● **Your objective**
Every line that contains the word "тормозов" should be copied out.

Extracted data entries:

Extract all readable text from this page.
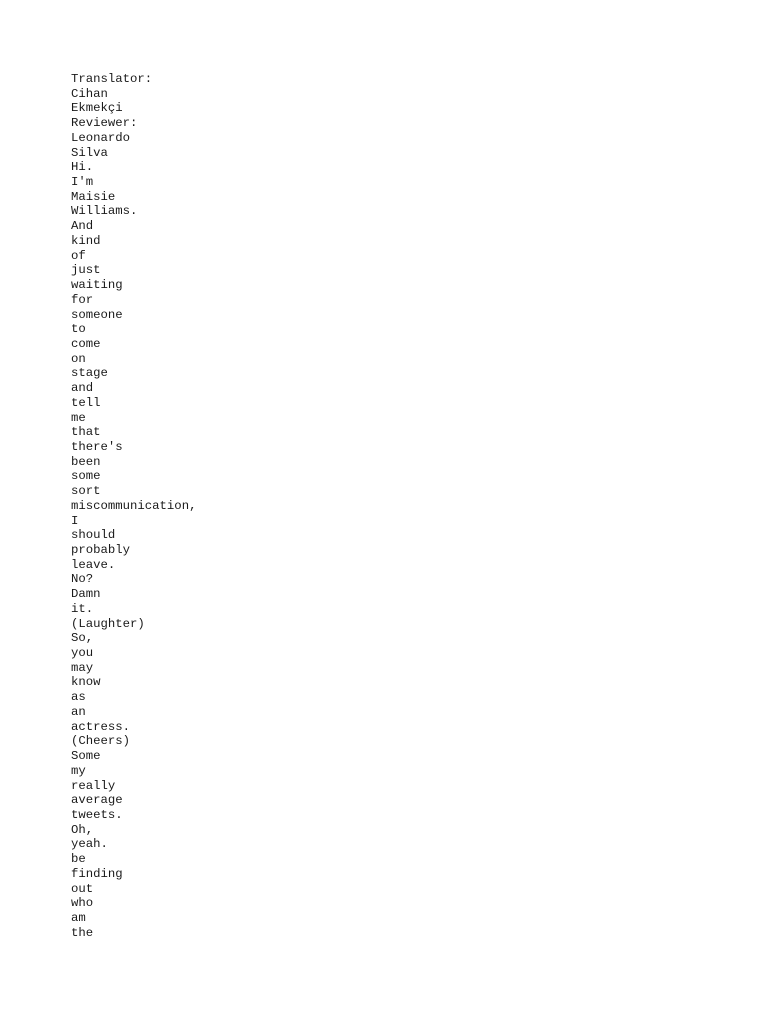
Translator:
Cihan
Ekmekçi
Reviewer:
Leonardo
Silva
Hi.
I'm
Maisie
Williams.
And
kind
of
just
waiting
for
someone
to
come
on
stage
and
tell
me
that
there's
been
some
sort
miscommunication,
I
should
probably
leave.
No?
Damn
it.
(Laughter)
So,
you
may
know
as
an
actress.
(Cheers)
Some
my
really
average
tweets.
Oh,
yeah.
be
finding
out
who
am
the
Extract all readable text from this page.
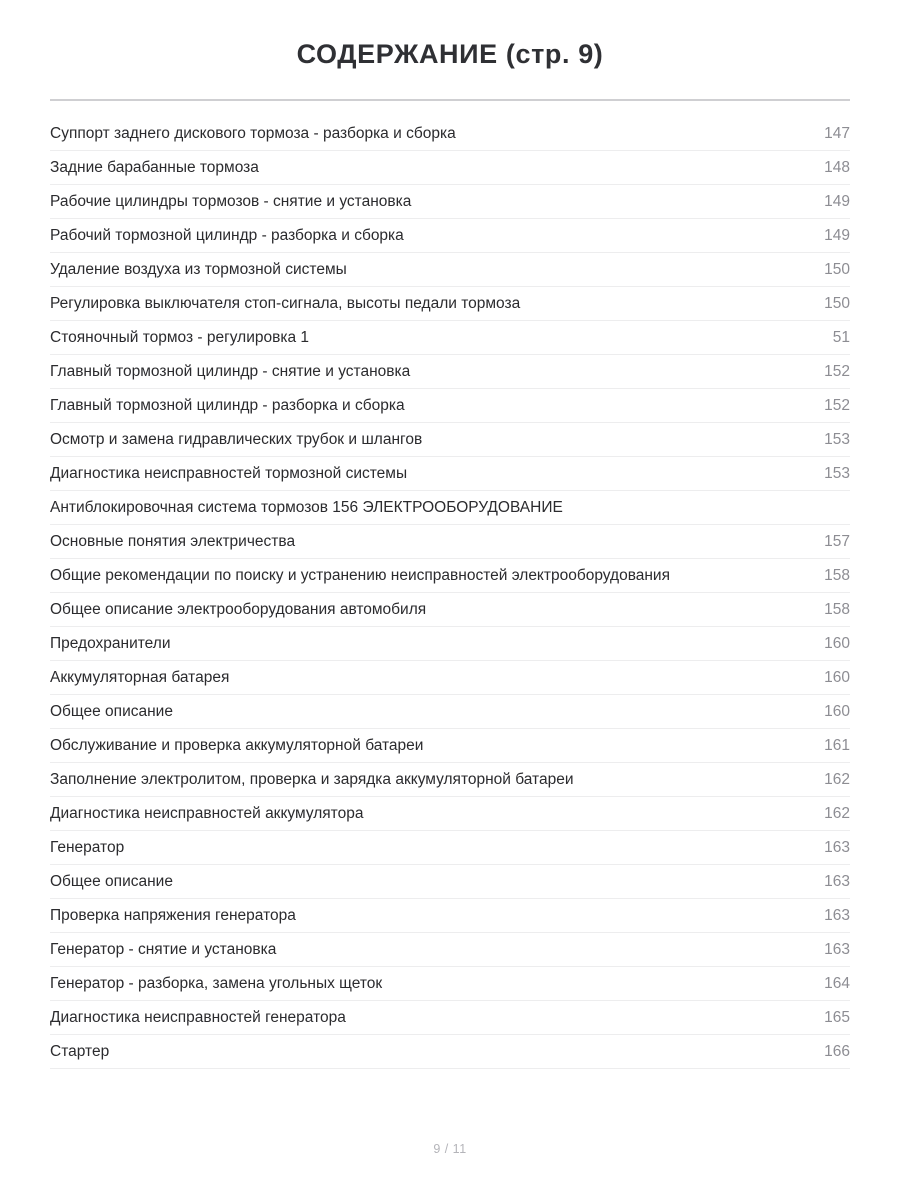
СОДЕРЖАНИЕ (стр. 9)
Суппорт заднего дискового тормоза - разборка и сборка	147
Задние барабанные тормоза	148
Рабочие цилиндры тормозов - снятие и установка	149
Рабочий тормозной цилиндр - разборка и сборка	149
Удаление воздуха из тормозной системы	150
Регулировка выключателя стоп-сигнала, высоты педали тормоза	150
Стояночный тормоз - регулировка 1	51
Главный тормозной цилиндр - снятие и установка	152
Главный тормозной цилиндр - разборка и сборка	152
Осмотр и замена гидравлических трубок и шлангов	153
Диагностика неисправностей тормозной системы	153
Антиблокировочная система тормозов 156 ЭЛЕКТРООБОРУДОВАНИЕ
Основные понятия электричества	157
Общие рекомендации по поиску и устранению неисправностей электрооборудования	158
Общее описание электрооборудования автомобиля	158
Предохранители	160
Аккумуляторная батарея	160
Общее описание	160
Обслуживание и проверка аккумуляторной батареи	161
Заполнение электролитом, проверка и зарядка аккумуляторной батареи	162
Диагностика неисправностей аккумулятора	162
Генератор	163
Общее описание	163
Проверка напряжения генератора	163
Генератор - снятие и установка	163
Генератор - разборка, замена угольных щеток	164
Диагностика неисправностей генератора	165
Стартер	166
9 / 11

...

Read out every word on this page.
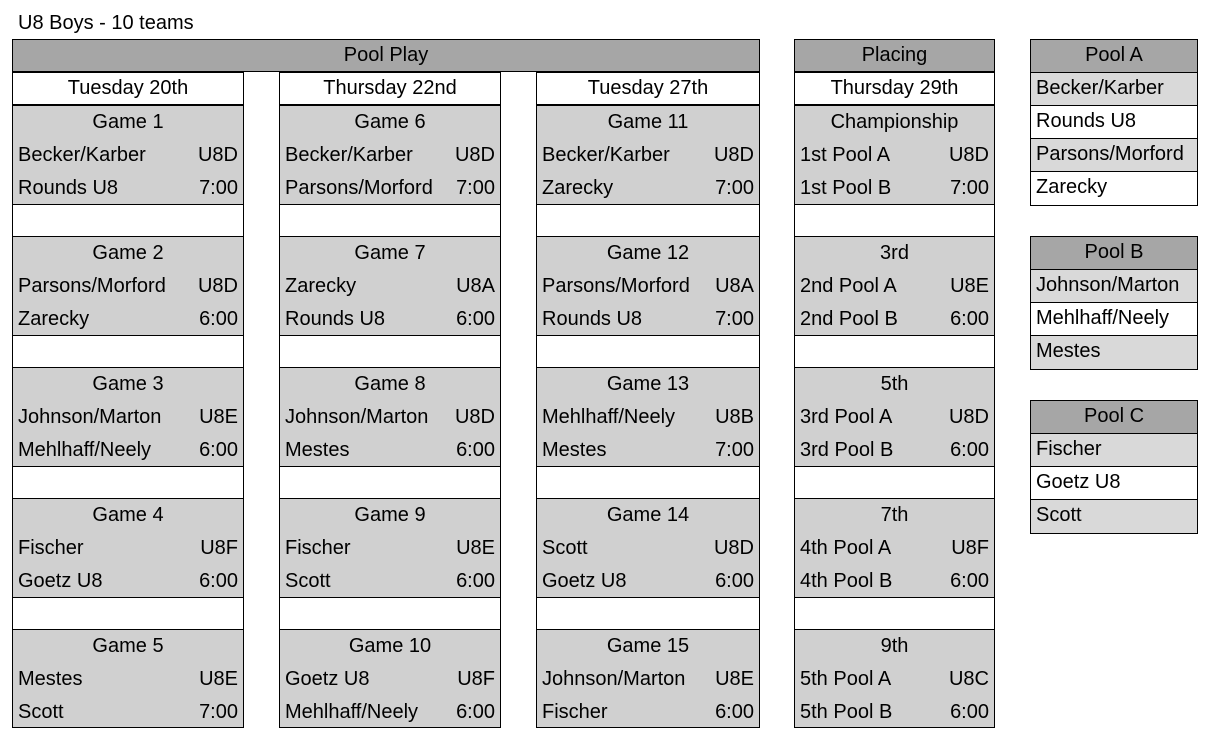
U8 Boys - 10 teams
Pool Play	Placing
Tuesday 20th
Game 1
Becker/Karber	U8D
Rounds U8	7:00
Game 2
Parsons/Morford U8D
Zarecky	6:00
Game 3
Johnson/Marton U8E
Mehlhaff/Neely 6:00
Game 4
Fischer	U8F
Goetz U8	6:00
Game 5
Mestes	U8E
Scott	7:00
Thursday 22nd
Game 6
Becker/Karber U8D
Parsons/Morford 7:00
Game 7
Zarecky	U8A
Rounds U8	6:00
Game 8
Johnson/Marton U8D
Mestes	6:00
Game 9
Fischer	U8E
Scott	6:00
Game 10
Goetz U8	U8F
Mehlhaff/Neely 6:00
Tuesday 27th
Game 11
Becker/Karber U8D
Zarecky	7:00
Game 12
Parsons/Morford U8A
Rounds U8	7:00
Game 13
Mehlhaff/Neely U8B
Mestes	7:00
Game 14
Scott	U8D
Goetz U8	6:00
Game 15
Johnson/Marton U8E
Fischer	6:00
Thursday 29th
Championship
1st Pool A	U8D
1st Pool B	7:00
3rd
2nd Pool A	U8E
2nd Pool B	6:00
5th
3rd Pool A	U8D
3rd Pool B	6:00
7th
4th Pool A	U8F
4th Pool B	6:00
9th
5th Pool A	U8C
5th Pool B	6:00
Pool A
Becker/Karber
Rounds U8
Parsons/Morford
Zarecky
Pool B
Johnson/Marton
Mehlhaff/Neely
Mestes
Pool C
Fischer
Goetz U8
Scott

● **Exercise result**
Рабочие цилиндры тормозов - снятие и установка	149
Антиблокировочная система тормозов 156 ЭЛЕКТРООБОРУДОВАНИЕ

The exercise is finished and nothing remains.